* What you have to do *
Show all lines from the data that include the word "belgesinin".

* Given data *
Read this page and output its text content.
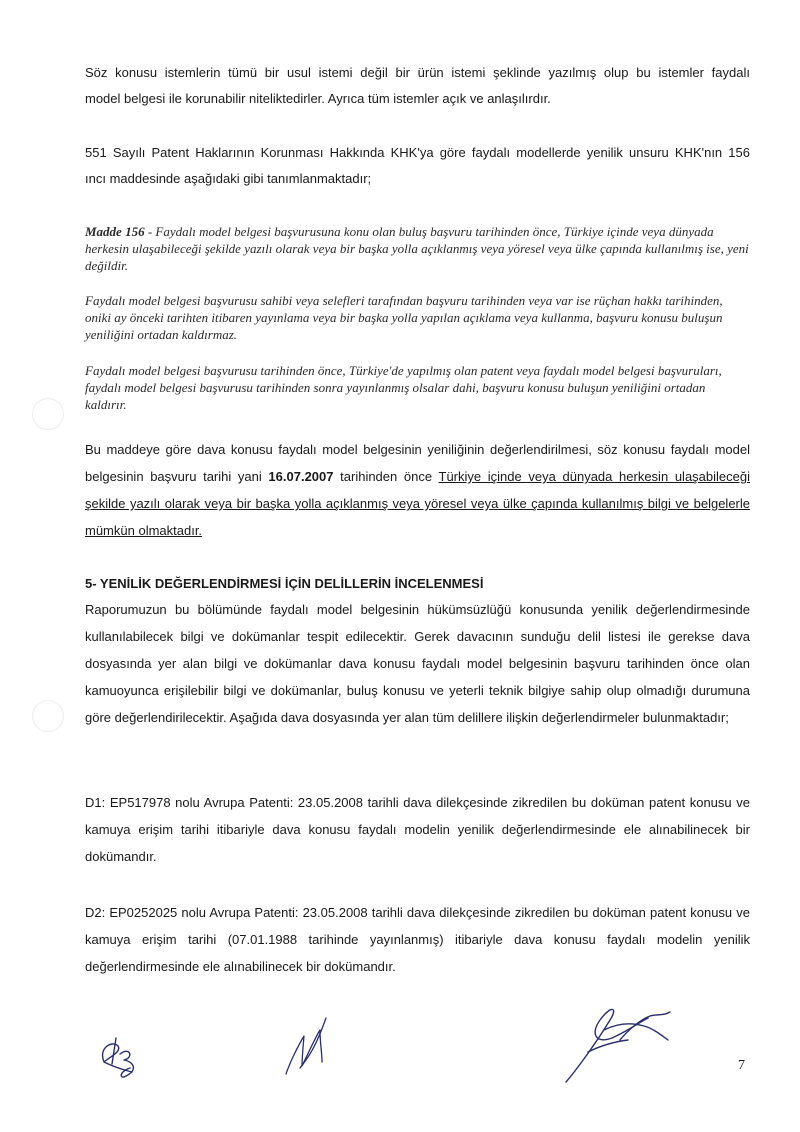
Söz konusu istemlerin tümü bir usul istemi değil bir ürün istemi şeklinde yazılmış olup bu istemler faydalı
model belgesi ile korunabilir niteliktedirler. Ayrıca tüm istemler açık ve anlaşılırdır.
551 Sayılı Patent Haklarının Korunması Hakkında KHK'ya göre faydalı modellerde yenilik unsuru KHK'nın 156
ıncı maddesinde aşağıdaki gibi tanımlanmaktadır;
Madde 156 - Faydalı model belgesi başvurusuna konu olan buluş başvuru tarihinden önce, Türkiye içinde veya dünyada herkesin ulaşabileceği şekilde yazılı olarak veya bir başka yolla açıklanmış veya yöresel veya ülke çapında kullanılmış ise, yeni değildir.
Faydalı model belgesi başvurusu sahibi veya selefleri tarafından başvuru tarihinden veya var ise rüçhan hakkı tarihinden, oniki ay önceki tarihten itibaren yayınlama veya bir başka yolla yapılan açıklama veya kullanma, başvuru konusu buluşun yeniliğini ortadan kaldırmaz.
Faydalı model belgesi başvurusu tarihinden önce, Türkiye'de yapılmış olan patent veya faydalı model belgesi başvuruları, faydalı model belgesi başvurusu tarihinden sonra yayınlanmış olsalar dahi, başvuru konusu buluşun yeniliğini ortadan kaldırır.
Bu maddeye göre dava konusu faydalı model belgesinin yeniliğinin değerlendirilmesi, söz konusu faydalı model belgesinin başvuru tarihi yani 16.07.2007 tarihinden önce Türkiye içinde veya dünyada herkesin ulaşabileceği şekilde yazılı olarak veya bir başka yolla açıklanmış veya yöresel veya ülke çapında kullanılmış bilgi ve belgelerle mümkün olmaktadır.
5- YENİLİK DEĞERLENDİRMESİ İÇİN DELİLLERİN İNCELENMESİ
Raporumuzun bu bölümünde faydalı model belgesinin hükümsüzlüğü konusunda yenilik değerlendirmesinde kullanılabilecek bilgi ve dokümanlar tespit edilecektir. Gerek davacının sunduğu delil listesi ile gerekse dava dosyasında yer alan bilgi ve dokümanlar dava konusu faydalı model belgesinin başvuru tarihinden önce olan kamuoyunca erişilebilir bilgi ve dokümanlar, buluş konusu ve yeterli teknik bilgiye sahip olup olmadığı durumuna göre değerlendirilecektir. Aşağıda dava dosyasında yer alan tüm delillere ilişkin değerlendirmeler bulunmaktadır;
D1: EP517978 nolu Avrupa Patenti: 23.05.2008 tarihli dava dilekçesinde zikredilen bu doküman patent konusu ve kamuya erişim tarihi itibariyle dava konusu faydalı modelin yenilik değerlendirmesinde ele alınabilinecek bir dokümandır.
D2: EP0252025 nolu Avrupa Patenti: 23.05.2008 tarihli dava dilekçesinde zikredilen bu doküman patent konusu ve kamuya erişim tarihi (07.01.1988 tarihinde yayınlanmış) itibariyle dava konusu faydalı modelin yenilik değerlendirmesinde ele alınabilinecek bir dokümandır.
7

* Exercise output *
Bu maddeye göre dava konusu faydalı model belgesinin yeniliğinin değerlendirilmesi, söz konusu faydalı model belgesinin başvuru tarihi yani 16.07.2007 tarihinden önce Türkiye içinde veya dünyada herkesin ulaşabileceği şekilde yazılı olarak veya bir başka yolla açıklanmış veya yöresel veya ülke çapında kullanılmış bilgi ve belgelerle mümkün olmaktadır.
Raporumuzun bu bölümünde faydalı model belgesinin hükümsüzlüğü konusunda yenilik değerlendirmesinde kullanılabilecek bilgi ve dokümanlar tespit edilecektir. Gerek davacının sunduğu delil listesi ile gerekse dava dosyasında yer alan bilgi ve dokümanlar dava konusu faydalı model belgesinin başvuru tarihinden önce olan kamuoyunca erişilebilir bilgi ve dokümanlar, buluş konusu ve yeterli teknik bilgiye sahip olup olmadığı durumuna göre değerlendirilecektir. Aşağıda dava dosyasında yer alan tüm delillere ilişkin değerlendirmeler bulunmaktadır;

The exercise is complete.